***** MATERIAL PROVIDED *****

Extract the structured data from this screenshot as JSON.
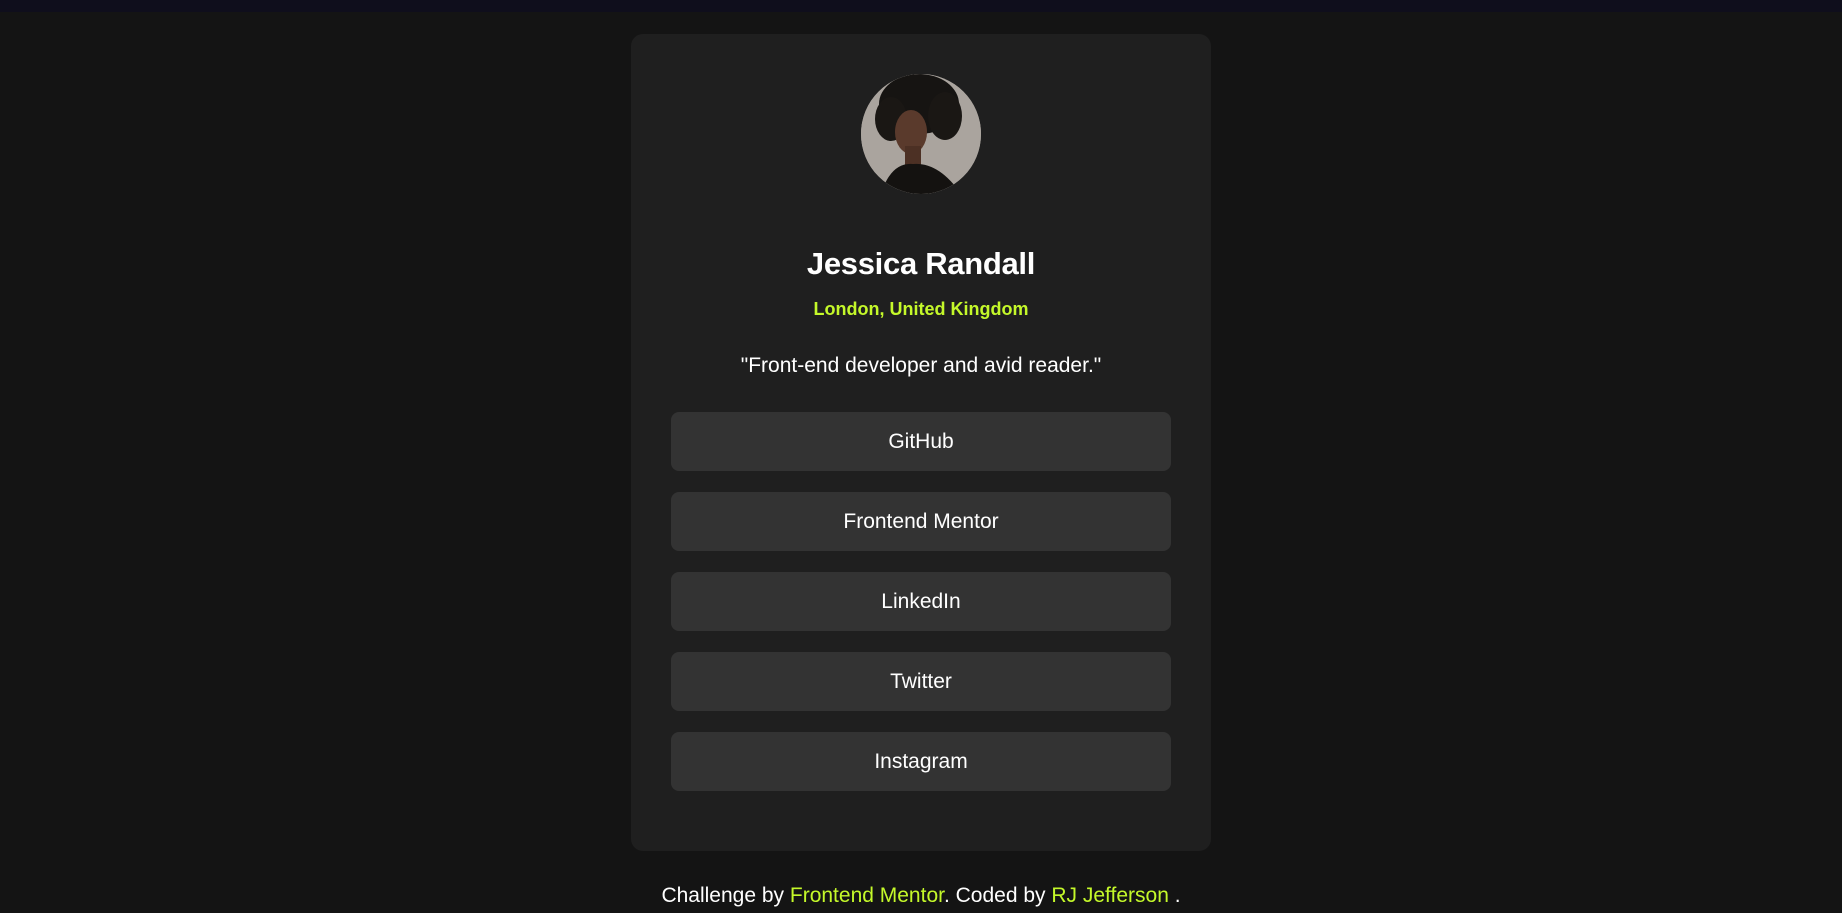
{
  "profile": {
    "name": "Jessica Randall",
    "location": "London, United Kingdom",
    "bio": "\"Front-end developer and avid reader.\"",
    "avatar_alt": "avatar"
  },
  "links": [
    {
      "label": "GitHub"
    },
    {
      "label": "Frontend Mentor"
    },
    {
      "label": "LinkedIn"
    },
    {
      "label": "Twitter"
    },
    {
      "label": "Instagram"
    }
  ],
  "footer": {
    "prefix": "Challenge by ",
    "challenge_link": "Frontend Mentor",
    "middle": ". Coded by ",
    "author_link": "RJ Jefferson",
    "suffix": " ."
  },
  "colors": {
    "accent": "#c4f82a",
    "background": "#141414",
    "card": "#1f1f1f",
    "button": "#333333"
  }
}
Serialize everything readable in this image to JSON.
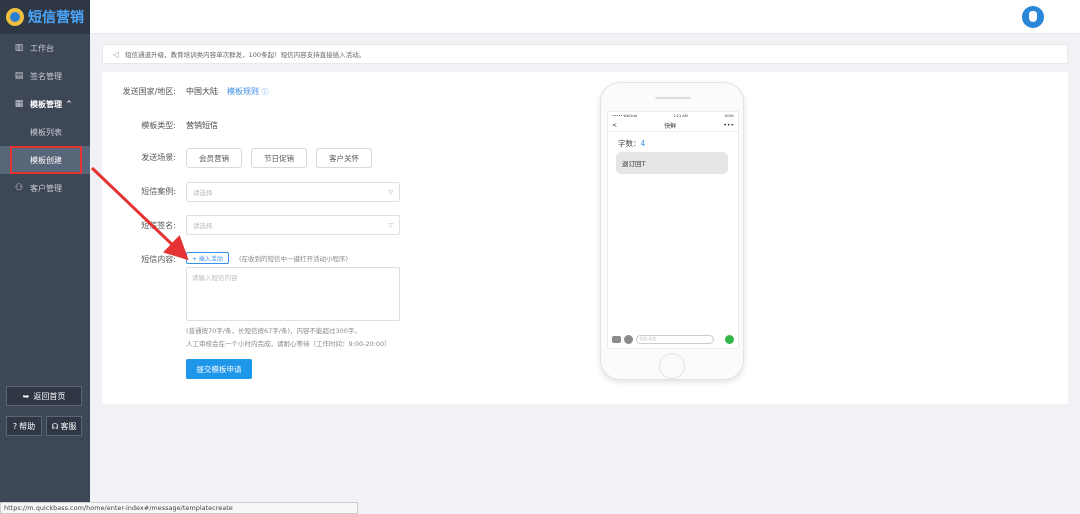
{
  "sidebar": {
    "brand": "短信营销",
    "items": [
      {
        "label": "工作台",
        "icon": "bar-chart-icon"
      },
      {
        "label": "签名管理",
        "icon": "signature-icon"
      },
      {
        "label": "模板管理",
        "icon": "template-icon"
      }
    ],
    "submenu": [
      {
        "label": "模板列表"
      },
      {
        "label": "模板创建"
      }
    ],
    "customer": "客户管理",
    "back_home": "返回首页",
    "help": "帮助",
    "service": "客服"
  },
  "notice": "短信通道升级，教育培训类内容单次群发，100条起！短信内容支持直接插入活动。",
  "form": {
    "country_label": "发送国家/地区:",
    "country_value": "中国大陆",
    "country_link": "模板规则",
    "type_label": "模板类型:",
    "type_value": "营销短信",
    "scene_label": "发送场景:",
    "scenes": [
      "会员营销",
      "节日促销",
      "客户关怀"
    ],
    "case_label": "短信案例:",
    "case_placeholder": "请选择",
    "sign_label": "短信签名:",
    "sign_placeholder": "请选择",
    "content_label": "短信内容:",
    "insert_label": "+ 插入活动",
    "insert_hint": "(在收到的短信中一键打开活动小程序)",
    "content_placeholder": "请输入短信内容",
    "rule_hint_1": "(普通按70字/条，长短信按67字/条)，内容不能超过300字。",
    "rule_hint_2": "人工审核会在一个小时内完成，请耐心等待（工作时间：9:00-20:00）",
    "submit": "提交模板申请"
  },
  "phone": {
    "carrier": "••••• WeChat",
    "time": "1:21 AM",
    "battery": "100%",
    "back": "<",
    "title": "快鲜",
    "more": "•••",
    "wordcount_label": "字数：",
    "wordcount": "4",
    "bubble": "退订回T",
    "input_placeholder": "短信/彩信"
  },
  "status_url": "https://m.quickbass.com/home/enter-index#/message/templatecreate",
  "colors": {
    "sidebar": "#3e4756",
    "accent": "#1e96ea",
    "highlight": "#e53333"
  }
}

*****
***** MATERIAL PROVIDED *****

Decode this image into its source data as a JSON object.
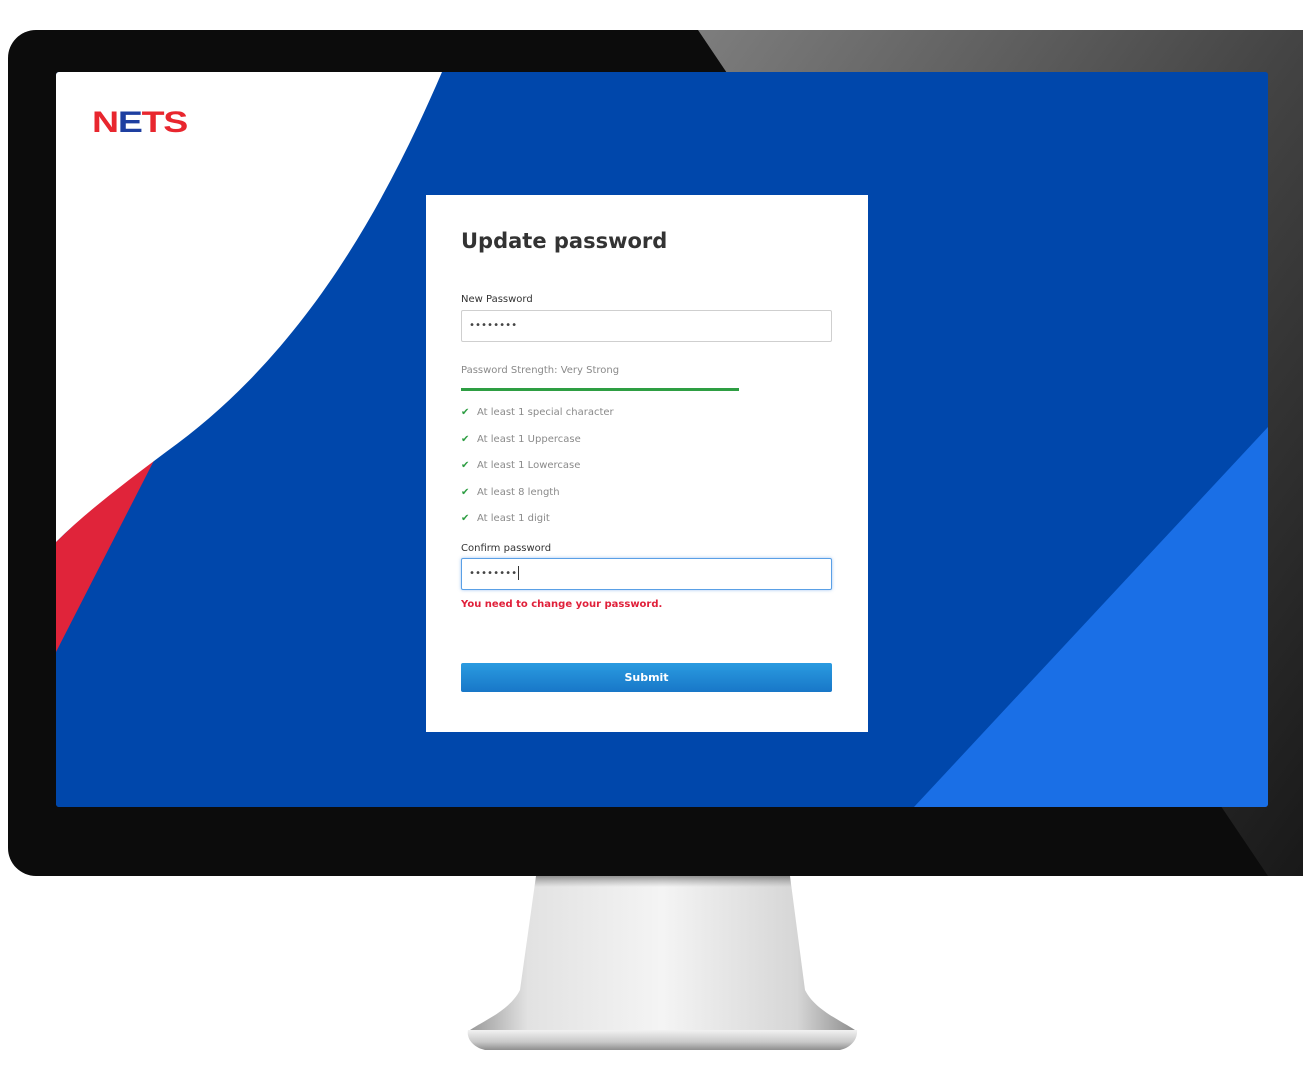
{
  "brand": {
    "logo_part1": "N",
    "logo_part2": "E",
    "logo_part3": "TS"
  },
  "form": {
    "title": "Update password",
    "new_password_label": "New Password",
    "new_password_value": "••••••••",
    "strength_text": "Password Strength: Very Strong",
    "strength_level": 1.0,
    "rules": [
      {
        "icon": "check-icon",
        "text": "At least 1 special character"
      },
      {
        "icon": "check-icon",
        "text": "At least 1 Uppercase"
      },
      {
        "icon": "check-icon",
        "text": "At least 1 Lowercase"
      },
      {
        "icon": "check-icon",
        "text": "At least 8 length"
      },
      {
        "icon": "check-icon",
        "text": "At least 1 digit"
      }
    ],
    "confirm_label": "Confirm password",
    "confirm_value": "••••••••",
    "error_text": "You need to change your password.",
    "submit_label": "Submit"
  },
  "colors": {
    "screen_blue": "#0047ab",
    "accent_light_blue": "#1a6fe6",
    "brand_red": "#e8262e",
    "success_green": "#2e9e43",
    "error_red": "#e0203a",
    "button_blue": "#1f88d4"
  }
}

*****

**EXERCISE PROMPT**
Filter the entries and copy out every line with the word "JSON".

**RESPONSE TO THE EXERCISE**
Extract the structured data from this screenshot as JSON.
Serialize everything readable in this image to JSON.
Decode this image into its source data as a JSON object.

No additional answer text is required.